--- Supplied data ---

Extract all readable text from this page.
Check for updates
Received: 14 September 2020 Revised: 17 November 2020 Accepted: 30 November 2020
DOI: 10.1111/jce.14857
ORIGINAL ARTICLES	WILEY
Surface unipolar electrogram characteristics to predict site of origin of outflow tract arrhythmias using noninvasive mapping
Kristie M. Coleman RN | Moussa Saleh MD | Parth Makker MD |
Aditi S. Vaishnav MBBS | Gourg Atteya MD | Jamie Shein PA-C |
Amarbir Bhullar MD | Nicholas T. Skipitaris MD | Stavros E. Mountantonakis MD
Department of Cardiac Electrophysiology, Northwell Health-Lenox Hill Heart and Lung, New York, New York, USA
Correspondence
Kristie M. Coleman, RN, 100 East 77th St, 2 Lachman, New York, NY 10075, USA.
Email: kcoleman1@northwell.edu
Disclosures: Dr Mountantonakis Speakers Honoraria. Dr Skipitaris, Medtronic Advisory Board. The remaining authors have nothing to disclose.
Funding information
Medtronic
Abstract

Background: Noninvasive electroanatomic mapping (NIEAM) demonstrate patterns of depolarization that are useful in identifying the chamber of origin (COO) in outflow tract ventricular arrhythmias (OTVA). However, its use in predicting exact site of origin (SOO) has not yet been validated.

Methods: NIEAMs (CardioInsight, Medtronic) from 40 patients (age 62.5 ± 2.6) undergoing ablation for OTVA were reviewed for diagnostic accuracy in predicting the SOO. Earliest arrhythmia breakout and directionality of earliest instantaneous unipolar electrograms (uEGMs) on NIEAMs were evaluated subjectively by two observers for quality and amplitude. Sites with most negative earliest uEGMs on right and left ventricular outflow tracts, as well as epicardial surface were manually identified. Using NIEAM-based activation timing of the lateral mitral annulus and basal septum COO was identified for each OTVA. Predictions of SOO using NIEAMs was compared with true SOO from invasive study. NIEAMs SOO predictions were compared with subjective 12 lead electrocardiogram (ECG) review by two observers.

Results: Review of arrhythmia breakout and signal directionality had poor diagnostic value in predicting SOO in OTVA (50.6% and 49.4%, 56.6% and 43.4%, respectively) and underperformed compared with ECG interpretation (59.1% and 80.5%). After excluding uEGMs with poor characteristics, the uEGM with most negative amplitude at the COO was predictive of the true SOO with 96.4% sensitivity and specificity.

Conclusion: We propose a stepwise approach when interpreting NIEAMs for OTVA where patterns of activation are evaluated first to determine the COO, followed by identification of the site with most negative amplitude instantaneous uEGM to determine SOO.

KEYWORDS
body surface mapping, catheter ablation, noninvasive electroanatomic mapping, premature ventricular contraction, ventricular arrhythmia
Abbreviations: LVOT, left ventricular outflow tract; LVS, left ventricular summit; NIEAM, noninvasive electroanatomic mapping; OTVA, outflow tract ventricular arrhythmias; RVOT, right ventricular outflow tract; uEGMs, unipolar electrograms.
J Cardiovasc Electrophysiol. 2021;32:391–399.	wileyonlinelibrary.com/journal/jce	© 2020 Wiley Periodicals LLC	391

---

## Action item
Transcribe the records in full, so that each line reads exactly as before.

## Exercise response
Extract all readable text from this page.
Check for updates
Received: 14 September 2020 Revised: 17 November 2020 Accepted: 30 November 2020
DOI: 10.1111/jce.14857
ORIGINAL ARTICLES	WILEY
Surface unipolar electrogram characteristics to predict site of origin of outflow tract arrhythmias using noninvasive mapping
Kristie M. Coleman RN | Moussa Saleh MD | Parth Makker MD |
Aditi S. Vaishnav MBBS | Gourg Atteya MD | Jamie Shein PA-C |
Amarbir Bhullar MD | Nicholas T. Skipitaris MD | Stavros E. Mountantonakis MD
Department of Cardiac Electrophysiology, Northwell Health-Lenox Hill Heart and Lung, New York, New York, USA
Correspondence
Kristie M. Coleman, RN, 100 East 77th St, 2 Lachman, New York, NY 10075, USA.
Email: kcoleman1@northwell.edu
Disclosures: Dr Mountantonakis Speakers Honoraria. Dr Skipitaris, Medtronic Advisory Board. The remaining authors have nothing to disclose.
Funding information
Medtronic
Abstract

Background: Noninvasive electroanatomic mapping (NIEAM) demonstrate patterns of depolarization that are useful in identifying the chamber of origin (COO) in outflow tract ventricular arrhythmias (OTVA). However, its use in predicting exact site of origin (SOO) has not yet been validated.

Methods: NIEAMs (CardioInsight, Medtronic) from 40 patients (age 62.5 ± 2.6) undergoing ablation for OTVA were reviewed for diagnostic accuracy in predicting the SOO. Earliest arrhythmia breakout and directionality of earliest instantaneous unipolar electrograms (uEGMs) on NIEAMs were evaluated subjectively by two observers for quality and amplitude. Sites with most negative earliest uEGMs on right and left ventricular outflow tracts, as well as epicardial surface were manually identified. Using NIEAM-based activation timing of the lateral mitral annulus and basal septum COO was identified for each OTVA. Predictions of SOO using NIEAMs was compared with true SOO from invasive study. NIEAMs SOO predictions were compared with subjective 12 lead electrocardiogram (ECG) review by two observers.

Results: Review of arrhythmia breakout and signal directionality had poor diagnostic value in predicting SOO in OTVA (50.6% and 49.4%, 56.6% and 43.4%, respectively) and underperformed compared with ECG interpretation (59.1% and 80.5%). After excluding uEGMs with poor characteristics, the uEGM with most negative amplitude at the COO was predictive of the true SOO with 96.4% sensitivity and specificity.

Conclusion: We propose a stepwise approach when interpreting NIEAMs for OTVA where patterns of activation are evaluated first to determine the COO, followed by identification of the site with most negative amplitude instantaneous uEGM to determine SOO.

KEYWORDS
body surface mapping, catheter ablation, noninvasive electroanatomic mapping, premature ventricular contraction, ventricular arrhythmia
Abbreviations: LVOT, left ventricular outflow tract; LVS, left ventricular summit; NIEAM, noninvasive electroanatomic mapping; OTVA, outflow tract ventricular arrhythmias; RVOT, right ventricular outflow tract; uEGMs, unipolar electrograms.
J Cardiovasc Electrophysiol. 2021;32:391–399.	wileyonlinelibrary.com/journal/jce	© 2020 Wiley Periodicals LLC	391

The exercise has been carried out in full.